Cela a continué pendant des milliers d'années, mais alors une grande innovation est apparue dans la technologie de la copie, à savoir la presse à imprimer. La presse à imprimer a rendu la copie plus efficace, mais pas de manière uniforme. [Ceci] parce que la production en série devint beaucoup plus efficace, mais que la fabrication d'un exemplaire à la fois ne tira pas bénéfice de la presse à imprimer. De fait, il valait mieux l'écrire à la main ; c'était plus rapide que d'essayer d'imprimer un seul exemplaire.

La presse à imprimer entraîne une économie d'échelle : c'est un gros travail que de composer le plomb, mais ensuite on peut faire beaucoup de copies très rapidement. De plus, la presse à imprimer et les caractères étaient un équipement très cher que la plupart des gens ne possédaient pas ; et pour ce qui est de s'en servir, la plupart des lettrés ne savaient pas faire. Se servir d'une presse était une technique différente de l'écriture. Le résultat, c'est que les copies étaient produites de manière centralisée : les exemplaires d'un livre donné étaient fabriqués en un petit nombre d'endroits, et ensuite ils étaient transportés là où quelqu'un voulait les acheter.

Le copyright a débuté à l'âge de la presse à imprimer. En Angleterre, il a débuté au 16e siècle en tant que système de censure. Je crois que c'était à l'origine pour censurer les protestants, mais il a été transformé pour censurer les catholiques, et aussi sans doute beaucoup d'autres. D'après cette loi, on devait obtenir la permission de la Couronne pour publier un livre, et cette permission était octroyée sous forme d'un monopole perpétuel sur la publication de ce livre. Cette loi est tombée en désuétude, dans les années 1680 il me semble [d'après Wikipédia, elle a expiré en 1695]. Les éditeurs voulaient sa remise en vigueur, mais ce qu'ils ont obtenu était quelque peu différent. La loi de la Reine Anne (ou « Statut d'Anne ») donna un copyright aux auteurs, et ceci pour 14 ans seulement bien que l'auteur ait pu le renouveler une fois.

C'était une idée complètement différente – un monopole temporaire pour l'auteur, plutôt qu'un monopole perpétuel pour l'éditeur. On a commencé à voir le copyright comme un moyen de promouvoir l'écriture.

[DONNÉES FOURNIES]:
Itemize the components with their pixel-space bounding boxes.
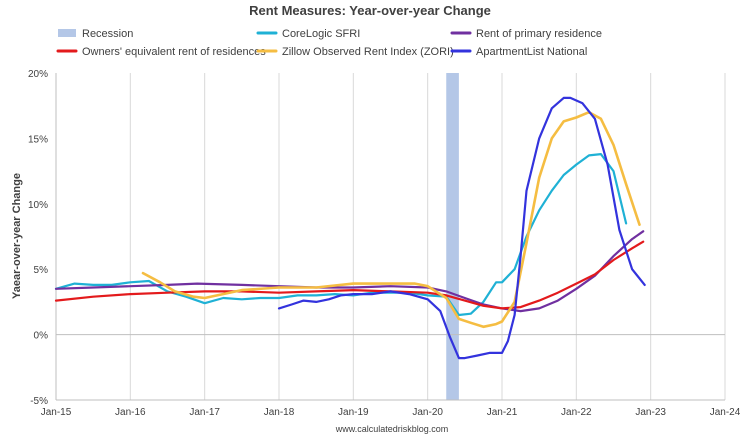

[OBJECTIF DE L'EXERCICE]:
Reprenez le texte sur la presse à imprimer et les débuts du copyright, en poursuivant juste après sa dernière phrase.

[RÉSULTAT ATTENDU]:
Quand la constitution des États-Unis a été écrite, certaines personnes voulaient que les auteurs aient droit à un copyright, mais l'idée a été rejeté. À la place, la constitution dit que le Congrès a la faculté d'adopter une loi sur le copyright et que, s'il y a une loi sur le copyright, son but est de promouvoir le progrès. Dit autrement, son but n'est pas de profiter aux titulaires du copyright ni à quiconque fait affaire avec eux, mais au grand public. Le copyright doit durer pendant un temps limité ; les éditeurs ne cessent d'espérer que nous allons l'oublier.

A ce stade, nous nous représentons le copyright comme un moyen de réglementer l'industrie de l'édition, contrôlé par les auteurs et conçu pour profiter au grand public. Il remplissait sa fonction parce qu'il n'imposait pas de restrictions aux lecteurs.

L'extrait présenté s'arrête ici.